** begin **

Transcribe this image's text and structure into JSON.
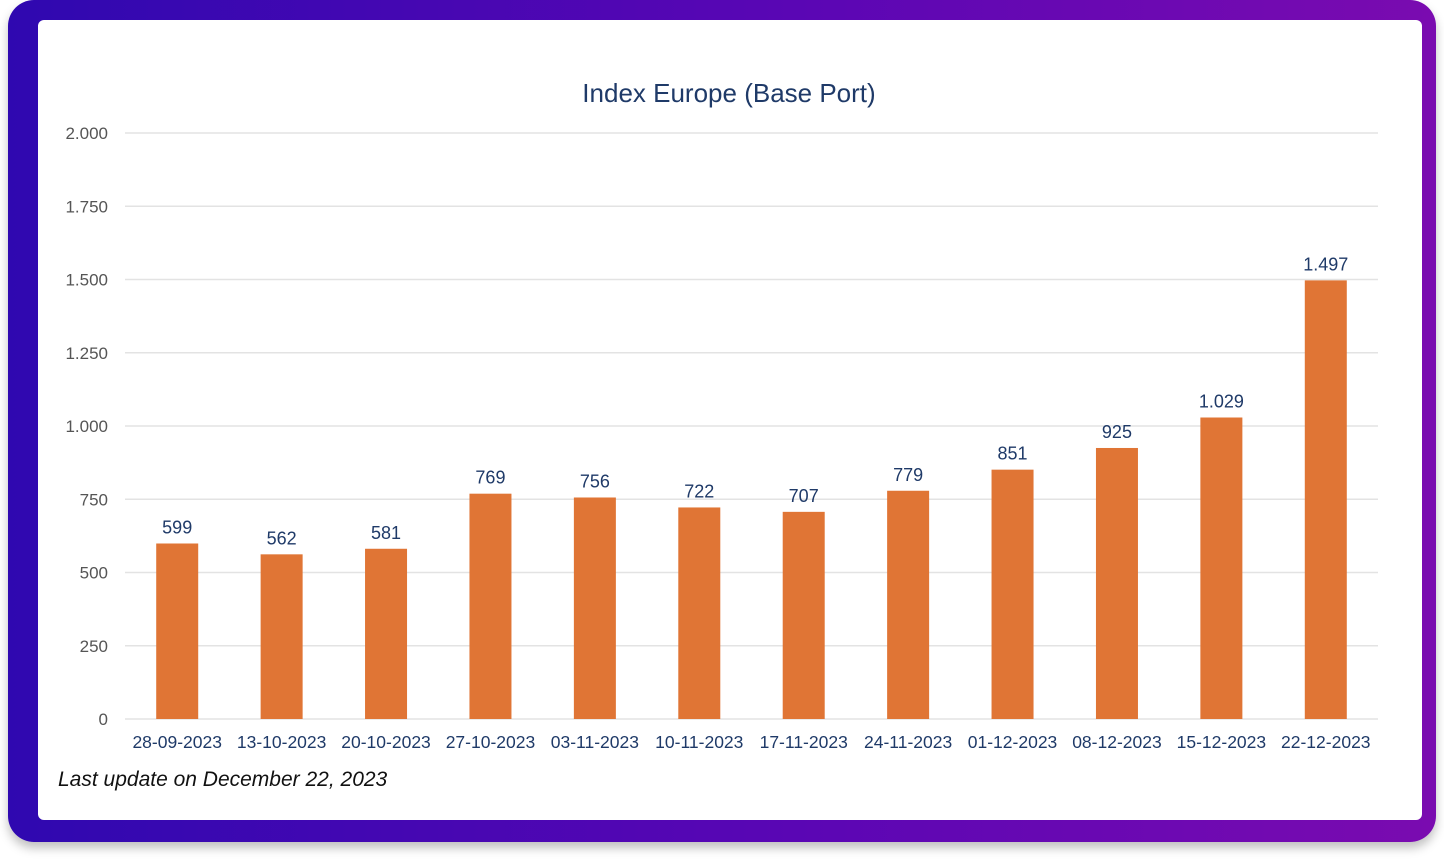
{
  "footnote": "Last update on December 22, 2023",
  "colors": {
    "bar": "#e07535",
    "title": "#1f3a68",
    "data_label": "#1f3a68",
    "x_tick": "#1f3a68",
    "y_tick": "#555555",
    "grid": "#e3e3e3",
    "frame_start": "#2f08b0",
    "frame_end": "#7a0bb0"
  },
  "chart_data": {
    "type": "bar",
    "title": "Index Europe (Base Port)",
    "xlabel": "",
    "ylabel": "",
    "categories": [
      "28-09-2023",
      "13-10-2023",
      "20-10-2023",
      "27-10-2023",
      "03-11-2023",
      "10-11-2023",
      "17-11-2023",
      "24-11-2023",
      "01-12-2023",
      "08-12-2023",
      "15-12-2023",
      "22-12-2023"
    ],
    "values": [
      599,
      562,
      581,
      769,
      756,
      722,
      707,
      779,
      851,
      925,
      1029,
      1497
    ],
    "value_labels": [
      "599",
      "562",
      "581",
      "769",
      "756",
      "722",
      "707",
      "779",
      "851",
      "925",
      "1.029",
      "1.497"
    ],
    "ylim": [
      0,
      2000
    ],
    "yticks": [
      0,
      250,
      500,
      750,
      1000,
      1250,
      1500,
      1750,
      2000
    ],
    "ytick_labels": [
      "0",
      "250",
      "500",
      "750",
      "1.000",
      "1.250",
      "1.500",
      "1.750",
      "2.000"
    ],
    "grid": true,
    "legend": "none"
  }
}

** end **

# Work required:
Show the lines that mention the word "title".

# Response to this exercise:
    "title": "#1f3a68",
    "title": "Index Europe (Base Port)",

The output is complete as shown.